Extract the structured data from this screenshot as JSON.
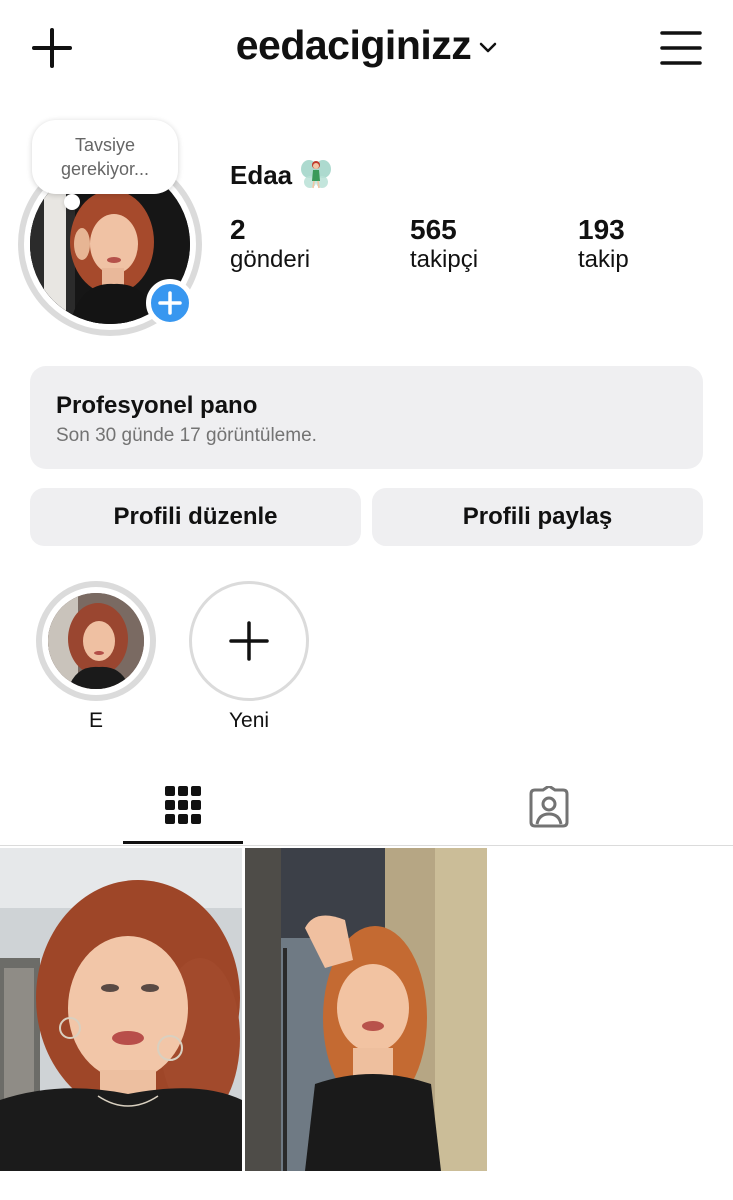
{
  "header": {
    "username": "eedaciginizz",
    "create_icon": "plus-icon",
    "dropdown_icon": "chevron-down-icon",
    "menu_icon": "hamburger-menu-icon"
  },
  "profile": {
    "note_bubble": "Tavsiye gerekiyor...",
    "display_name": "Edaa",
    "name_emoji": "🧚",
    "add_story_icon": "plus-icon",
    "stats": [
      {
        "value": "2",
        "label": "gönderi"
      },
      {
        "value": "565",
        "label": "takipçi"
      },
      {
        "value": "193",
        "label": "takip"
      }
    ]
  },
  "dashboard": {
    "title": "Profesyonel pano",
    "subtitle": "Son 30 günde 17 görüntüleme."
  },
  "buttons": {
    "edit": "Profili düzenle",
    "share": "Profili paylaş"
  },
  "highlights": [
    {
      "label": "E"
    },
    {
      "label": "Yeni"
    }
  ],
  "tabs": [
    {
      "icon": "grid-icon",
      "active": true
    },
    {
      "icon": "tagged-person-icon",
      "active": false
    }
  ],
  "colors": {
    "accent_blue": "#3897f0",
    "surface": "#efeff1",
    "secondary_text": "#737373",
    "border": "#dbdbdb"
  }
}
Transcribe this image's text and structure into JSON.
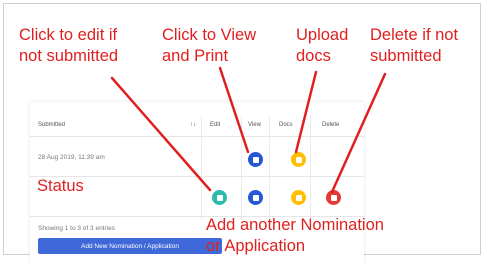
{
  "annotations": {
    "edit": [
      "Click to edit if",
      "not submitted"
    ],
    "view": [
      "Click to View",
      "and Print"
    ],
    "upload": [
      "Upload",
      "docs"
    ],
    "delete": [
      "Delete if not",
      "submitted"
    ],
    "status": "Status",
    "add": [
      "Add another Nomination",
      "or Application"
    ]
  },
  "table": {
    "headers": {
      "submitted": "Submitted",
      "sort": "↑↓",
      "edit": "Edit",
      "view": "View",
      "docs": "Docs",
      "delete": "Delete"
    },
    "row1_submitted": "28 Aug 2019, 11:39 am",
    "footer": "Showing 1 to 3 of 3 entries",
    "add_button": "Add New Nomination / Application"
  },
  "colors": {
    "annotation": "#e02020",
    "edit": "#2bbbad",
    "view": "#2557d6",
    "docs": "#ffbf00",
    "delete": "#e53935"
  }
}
·····
• What to do
Omit the pictures, then output the rest of the listing exactly.

• Problem solution
Extract the structured data from this screenshot as JSON.
{
  "header": {
    "username": "eedaciginizz",
    "create_icon": "plus-icon",
    "dropdown_icon": "chevron-down-icon",
    "menu_icon": "hamburger-menu-icon"
  },
  "profile": {
    "note_bubble": "Tavsiye gerekiyor...",
    "display_name": "Edaa",
    "name_emoji": "🧚",
    "add_story_icon": "plus-icon",
    "stats": [
      {
        "value": "2",
        "label": "gönderi"
      },
      {
        "value": "565",
        "label": "takipçi"
      },
      {
        "value": "193",
        "label": "takip"
      }
    ]
  },
  "dashboard": {
    "title": "Profesyonel pano",
    "subtitle": "Son 30 günde 17 görüntüleme."
  },
  "buttons": {
    "edit": "Profili düzenle",
    "share": "Profili paylaş"
  },
  "highlights": [
    {
      "label": "E"
    },
    {
      "label": "Yeni"
    }
  ],
  "tabs": [
    {
      "icon": "grid-icon",
      "active": true
    },
    {
      "icon": "tagged-person-icon",
      "active": false
    }
  ],
  "colors": {
    "accent_blue": "#3897f0",
    "surface": "#efeff1",
    "secondary_text": "#737373",
    "border": "#dbdbdb"
  }
}
Transcribe this image's text and structure into JSON.
{
  "annotations": {
    "edit": [
      "Click to edit if",
      "not submitted"
    ],
    "view": [
      "Click to View",
      "and Print"
    ],
    "upload": [
      "Upload",
      "docs"
    ],
    "delete": [
      "Delete if not",
      "submitted"
    ],
    "status": "Status",
    "add": [
      "Add another Nomination",
      "or Application"
    ]
  },
  "table": {
    "headers": {
      "submitted": "Submitted",
      "sort": "↑↓",
      "edit": "Edit",
      "view": "View",
      "docs": "Docs",
      "delete": "Delete"
    },
    "row1_submitted": "28 Aug 2019, 11:39 am",
    "footer": "Showing 1 to 3 of 3 entries",
    "add_button": "Add New Nomination / Application"
  },
  "colors": {
    "annotation": "#e02020",
    "edit": "#2bbbad",
    "view": "#2557d6",
    "docs": "#ffbf00",
    "delete": "#e53935"
  }
}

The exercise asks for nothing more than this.